◆ **Exercise task**: Among the entries below, count the lines that contain the word "봉사하는". Write down only the total.

◆ **Records for the exercise**:
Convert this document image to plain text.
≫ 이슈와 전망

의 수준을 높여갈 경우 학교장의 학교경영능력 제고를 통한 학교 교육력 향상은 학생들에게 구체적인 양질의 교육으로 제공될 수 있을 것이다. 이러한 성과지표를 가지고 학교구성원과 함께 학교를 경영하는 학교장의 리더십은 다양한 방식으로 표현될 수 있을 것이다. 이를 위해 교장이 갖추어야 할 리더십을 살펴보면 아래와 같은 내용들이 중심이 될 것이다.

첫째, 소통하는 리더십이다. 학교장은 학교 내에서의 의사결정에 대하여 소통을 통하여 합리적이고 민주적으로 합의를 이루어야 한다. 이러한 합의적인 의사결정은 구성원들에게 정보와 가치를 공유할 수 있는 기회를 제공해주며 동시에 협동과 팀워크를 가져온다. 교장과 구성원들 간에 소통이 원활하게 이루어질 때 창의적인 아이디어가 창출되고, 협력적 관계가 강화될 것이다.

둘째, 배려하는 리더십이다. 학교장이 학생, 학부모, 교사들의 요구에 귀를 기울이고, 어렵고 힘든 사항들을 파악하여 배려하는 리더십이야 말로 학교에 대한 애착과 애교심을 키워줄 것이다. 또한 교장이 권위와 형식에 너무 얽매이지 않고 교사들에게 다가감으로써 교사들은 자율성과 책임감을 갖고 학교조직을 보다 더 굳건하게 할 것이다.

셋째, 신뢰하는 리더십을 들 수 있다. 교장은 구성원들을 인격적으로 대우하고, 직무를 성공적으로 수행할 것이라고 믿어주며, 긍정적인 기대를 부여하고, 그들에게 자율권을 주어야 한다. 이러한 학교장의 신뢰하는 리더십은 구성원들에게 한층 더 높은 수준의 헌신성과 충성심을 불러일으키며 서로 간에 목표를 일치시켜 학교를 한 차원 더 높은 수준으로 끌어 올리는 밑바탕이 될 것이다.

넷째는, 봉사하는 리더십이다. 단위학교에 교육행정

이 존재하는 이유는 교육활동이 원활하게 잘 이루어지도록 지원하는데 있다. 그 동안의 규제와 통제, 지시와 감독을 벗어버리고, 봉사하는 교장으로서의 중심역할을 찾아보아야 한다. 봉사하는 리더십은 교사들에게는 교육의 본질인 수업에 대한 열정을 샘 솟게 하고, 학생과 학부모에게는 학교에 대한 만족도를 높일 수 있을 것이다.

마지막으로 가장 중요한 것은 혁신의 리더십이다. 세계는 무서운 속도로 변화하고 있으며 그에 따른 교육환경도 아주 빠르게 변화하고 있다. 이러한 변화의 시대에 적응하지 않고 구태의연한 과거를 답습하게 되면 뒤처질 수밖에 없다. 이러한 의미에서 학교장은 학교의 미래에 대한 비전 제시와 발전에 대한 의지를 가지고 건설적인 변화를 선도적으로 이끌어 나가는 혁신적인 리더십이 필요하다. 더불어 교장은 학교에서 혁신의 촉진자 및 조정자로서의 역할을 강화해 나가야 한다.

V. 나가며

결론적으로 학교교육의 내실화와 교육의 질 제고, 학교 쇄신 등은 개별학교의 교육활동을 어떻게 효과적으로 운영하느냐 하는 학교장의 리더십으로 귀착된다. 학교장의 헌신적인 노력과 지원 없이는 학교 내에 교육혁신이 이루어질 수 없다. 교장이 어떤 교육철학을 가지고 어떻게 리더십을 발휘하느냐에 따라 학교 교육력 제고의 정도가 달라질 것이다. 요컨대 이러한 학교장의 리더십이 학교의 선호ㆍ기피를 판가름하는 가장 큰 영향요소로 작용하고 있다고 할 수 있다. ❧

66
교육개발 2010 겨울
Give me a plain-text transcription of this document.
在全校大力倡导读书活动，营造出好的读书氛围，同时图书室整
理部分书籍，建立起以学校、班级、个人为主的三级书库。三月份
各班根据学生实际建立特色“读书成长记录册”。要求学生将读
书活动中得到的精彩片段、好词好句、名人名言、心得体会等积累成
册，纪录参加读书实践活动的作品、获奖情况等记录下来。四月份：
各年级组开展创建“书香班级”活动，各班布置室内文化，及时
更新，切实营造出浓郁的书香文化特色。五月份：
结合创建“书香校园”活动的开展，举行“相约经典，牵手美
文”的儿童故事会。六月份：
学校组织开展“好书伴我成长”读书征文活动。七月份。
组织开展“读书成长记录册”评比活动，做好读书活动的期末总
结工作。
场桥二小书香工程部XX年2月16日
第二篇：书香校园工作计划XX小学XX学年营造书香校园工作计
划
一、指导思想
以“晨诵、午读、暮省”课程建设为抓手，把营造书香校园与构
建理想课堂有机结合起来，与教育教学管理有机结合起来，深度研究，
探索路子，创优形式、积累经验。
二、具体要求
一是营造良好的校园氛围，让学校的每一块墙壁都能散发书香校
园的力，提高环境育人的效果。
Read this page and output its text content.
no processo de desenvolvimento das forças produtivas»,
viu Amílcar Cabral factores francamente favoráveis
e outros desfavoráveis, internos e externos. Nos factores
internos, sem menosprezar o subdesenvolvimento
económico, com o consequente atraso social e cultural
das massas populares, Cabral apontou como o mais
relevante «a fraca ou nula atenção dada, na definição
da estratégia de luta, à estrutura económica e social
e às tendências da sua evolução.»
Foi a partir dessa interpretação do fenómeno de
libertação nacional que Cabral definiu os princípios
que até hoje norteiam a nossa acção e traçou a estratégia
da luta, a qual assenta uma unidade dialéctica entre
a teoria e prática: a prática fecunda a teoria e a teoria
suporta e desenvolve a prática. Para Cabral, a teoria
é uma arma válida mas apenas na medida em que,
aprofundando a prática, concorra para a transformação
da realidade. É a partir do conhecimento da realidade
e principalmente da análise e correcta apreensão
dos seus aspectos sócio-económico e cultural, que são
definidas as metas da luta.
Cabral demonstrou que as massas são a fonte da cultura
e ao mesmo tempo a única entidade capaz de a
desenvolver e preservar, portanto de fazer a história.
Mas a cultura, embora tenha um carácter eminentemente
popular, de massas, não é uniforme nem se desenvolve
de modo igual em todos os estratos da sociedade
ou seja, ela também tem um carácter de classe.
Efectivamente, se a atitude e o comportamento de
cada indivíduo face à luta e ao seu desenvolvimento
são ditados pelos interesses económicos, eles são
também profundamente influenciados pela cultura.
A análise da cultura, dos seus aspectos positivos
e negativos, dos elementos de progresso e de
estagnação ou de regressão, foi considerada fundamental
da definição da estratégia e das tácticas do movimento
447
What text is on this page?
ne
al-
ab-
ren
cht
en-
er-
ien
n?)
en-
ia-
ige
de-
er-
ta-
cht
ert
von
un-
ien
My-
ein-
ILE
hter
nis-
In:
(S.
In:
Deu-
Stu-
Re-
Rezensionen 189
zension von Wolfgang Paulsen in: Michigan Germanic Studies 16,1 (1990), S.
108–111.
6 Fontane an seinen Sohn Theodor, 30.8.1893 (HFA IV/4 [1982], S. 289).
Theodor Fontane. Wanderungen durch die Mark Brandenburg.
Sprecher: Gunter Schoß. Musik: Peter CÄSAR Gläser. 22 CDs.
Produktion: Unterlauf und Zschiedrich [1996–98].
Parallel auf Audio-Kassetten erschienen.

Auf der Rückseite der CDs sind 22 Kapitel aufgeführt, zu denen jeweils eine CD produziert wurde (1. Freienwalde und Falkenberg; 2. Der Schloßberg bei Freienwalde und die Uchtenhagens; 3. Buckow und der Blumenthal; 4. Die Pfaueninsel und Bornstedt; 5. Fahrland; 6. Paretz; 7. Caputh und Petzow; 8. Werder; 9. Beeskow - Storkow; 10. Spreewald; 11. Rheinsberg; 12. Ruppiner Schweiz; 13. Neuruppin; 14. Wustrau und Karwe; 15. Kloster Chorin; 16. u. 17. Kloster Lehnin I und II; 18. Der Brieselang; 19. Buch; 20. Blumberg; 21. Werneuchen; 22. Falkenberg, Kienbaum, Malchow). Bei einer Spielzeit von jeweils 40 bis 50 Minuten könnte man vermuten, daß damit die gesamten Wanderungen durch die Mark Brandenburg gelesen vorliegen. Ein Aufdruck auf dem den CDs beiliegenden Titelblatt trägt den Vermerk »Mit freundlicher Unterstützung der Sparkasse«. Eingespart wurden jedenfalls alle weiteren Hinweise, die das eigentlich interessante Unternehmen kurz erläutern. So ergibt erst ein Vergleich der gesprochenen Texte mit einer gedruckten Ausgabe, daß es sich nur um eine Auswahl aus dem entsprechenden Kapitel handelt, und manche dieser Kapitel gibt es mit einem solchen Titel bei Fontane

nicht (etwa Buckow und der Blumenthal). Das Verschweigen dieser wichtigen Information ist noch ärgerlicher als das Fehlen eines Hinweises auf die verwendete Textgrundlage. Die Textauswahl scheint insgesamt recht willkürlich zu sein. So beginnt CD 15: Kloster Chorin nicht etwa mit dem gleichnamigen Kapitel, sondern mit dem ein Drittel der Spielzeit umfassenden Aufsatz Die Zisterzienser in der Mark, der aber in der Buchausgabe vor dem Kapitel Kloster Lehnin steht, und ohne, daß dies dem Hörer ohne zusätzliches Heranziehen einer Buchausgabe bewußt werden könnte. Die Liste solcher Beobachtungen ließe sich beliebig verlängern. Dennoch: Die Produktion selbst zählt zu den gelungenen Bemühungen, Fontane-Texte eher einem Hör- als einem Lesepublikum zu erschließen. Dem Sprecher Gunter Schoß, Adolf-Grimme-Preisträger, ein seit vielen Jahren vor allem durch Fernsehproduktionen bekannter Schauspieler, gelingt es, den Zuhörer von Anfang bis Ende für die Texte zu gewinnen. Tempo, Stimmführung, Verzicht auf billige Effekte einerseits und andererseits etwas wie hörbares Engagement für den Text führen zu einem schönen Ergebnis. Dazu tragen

◆ **Task solution**: 2